-- EXERCISE OBJECTIVE --
Wherever a line holds the string "musikalischen", copy that line.

-- EXTRACTED RECORDS --
○ ○ ○ ○

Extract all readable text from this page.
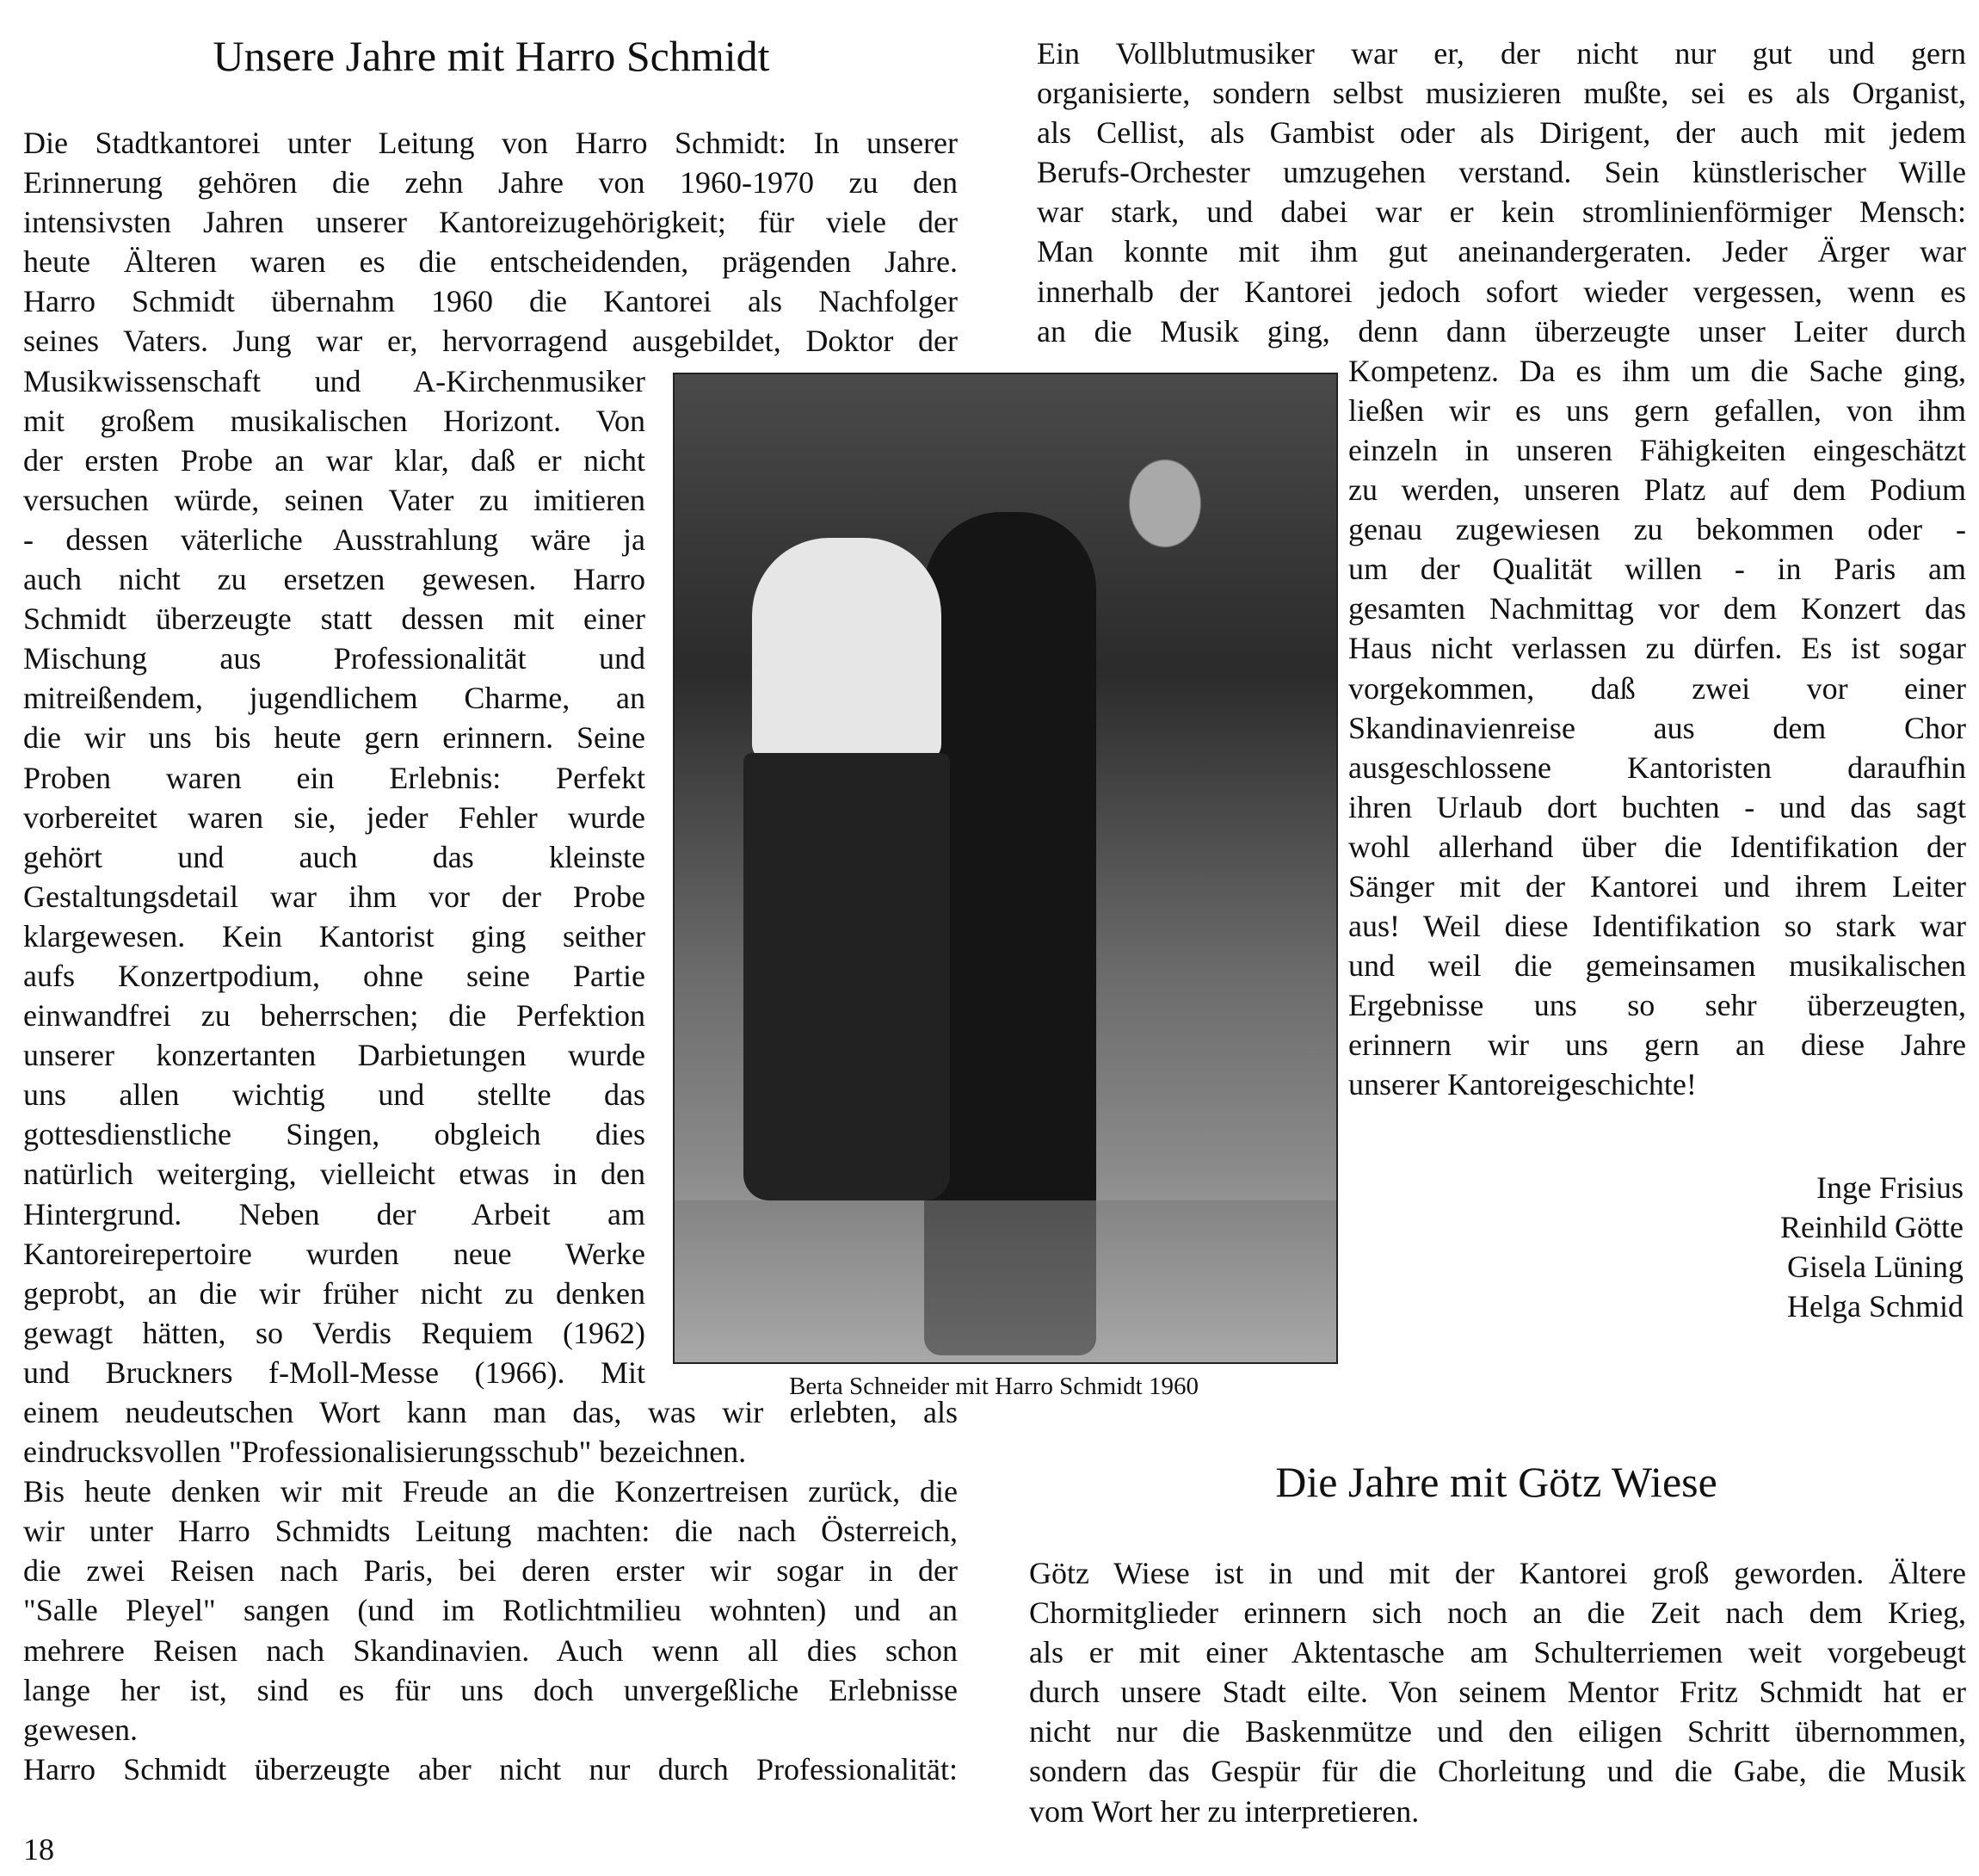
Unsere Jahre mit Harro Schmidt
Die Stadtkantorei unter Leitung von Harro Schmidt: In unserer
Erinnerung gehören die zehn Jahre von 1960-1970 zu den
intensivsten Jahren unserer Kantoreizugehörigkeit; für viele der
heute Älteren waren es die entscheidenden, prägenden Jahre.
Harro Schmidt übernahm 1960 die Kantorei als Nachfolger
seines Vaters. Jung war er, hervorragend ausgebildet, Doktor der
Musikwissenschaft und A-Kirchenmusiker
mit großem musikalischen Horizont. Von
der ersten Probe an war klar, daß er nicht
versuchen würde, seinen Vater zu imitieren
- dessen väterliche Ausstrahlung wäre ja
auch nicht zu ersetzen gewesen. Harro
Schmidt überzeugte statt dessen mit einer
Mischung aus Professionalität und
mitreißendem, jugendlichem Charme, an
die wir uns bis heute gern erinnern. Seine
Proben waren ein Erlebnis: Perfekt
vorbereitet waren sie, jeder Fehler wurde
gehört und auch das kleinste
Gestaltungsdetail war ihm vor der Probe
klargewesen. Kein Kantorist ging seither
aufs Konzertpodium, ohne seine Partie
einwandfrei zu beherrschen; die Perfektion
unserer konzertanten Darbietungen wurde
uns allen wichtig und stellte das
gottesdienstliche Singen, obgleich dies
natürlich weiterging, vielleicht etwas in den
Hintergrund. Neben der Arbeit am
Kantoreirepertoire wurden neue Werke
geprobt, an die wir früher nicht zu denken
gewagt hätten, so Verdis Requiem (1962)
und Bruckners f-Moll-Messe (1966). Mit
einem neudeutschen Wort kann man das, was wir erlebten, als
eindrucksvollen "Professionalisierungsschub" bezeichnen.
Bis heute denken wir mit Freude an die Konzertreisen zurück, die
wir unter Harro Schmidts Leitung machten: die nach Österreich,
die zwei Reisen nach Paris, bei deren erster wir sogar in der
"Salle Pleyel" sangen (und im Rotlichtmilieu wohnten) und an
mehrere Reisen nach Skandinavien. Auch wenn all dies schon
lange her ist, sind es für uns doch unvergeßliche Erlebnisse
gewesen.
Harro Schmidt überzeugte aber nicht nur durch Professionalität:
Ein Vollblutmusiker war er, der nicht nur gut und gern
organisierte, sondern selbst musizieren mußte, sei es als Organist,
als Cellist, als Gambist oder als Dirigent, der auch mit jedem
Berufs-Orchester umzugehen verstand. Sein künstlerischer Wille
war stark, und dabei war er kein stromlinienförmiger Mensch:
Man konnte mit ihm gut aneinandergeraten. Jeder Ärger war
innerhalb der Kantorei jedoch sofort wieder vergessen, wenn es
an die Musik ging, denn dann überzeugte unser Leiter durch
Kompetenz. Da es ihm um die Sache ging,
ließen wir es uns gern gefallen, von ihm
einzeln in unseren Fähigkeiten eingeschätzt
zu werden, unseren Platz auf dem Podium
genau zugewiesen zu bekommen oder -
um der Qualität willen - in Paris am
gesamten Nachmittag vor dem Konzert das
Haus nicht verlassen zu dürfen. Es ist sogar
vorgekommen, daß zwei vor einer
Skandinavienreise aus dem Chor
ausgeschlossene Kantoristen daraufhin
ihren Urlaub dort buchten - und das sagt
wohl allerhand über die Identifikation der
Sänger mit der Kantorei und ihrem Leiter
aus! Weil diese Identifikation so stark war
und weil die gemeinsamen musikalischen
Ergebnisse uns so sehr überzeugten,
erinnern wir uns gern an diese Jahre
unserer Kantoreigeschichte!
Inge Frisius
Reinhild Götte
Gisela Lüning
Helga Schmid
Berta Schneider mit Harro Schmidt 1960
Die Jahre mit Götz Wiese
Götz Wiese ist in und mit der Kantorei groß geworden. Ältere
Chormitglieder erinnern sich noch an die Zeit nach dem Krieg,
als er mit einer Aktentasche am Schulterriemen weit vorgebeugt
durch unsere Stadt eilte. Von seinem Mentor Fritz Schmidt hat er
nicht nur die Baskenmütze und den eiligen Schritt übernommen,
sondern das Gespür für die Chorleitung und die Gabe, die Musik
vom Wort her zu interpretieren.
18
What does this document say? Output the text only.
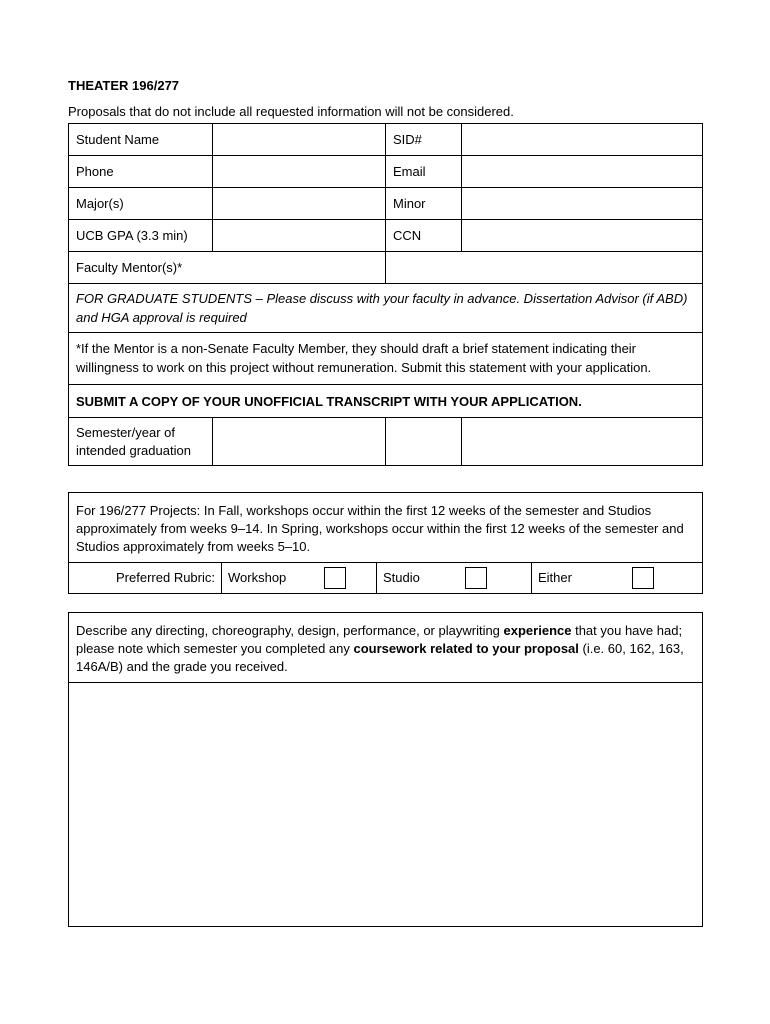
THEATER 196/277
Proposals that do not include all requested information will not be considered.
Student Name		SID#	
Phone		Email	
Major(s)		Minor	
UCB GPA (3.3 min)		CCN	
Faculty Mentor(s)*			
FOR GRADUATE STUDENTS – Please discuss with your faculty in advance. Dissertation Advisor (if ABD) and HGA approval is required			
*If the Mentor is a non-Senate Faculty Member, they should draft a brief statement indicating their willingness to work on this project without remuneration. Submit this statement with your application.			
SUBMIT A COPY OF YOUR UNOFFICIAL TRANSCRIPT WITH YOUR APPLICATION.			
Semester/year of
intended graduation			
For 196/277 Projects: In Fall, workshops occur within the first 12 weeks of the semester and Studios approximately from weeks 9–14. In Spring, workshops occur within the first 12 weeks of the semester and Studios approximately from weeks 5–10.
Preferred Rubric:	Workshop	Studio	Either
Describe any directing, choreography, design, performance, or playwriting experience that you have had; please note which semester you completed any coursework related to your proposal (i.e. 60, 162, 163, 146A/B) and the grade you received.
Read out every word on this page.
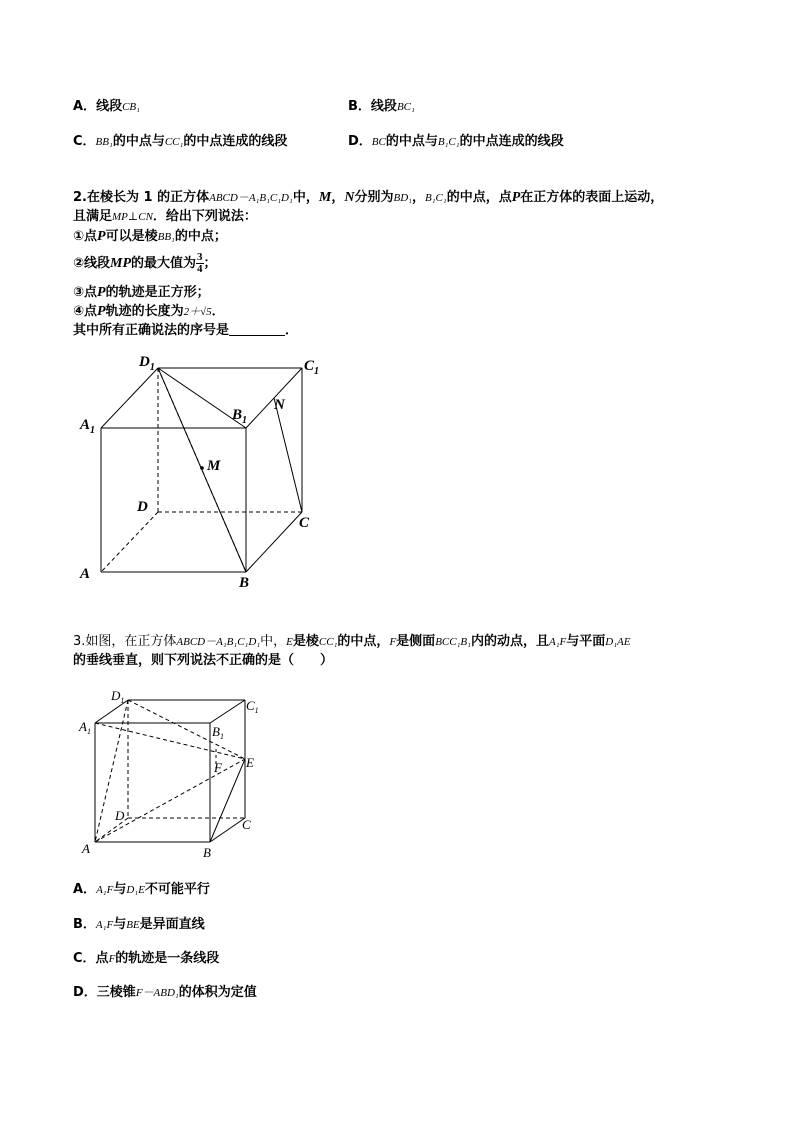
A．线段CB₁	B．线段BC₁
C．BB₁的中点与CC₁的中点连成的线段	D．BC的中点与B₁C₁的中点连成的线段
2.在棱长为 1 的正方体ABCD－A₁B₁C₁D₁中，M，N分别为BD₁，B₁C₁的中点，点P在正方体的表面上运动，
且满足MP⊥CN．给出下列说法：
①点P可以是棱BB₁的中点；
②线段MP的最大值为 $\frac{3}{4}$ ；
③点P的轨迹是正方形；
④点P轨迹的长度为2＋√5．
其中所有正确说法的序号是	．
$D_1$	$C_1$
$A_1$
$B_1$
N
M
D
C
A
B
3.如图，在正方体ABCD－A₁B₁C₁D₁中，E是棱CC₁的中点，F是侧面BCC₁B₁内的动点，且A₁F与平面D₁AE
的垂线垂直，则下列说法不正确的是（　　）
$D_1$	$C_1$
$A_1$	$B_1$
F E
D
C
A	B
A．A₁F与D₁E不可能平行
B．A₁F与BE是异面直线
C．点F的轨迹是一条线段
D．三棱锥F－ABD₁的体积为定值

○ ○ ○ ○

-- EXERCISE RESPONSE --
mit großem musikalischen Horizont. Von
und weil die gemeinsamen musikalischen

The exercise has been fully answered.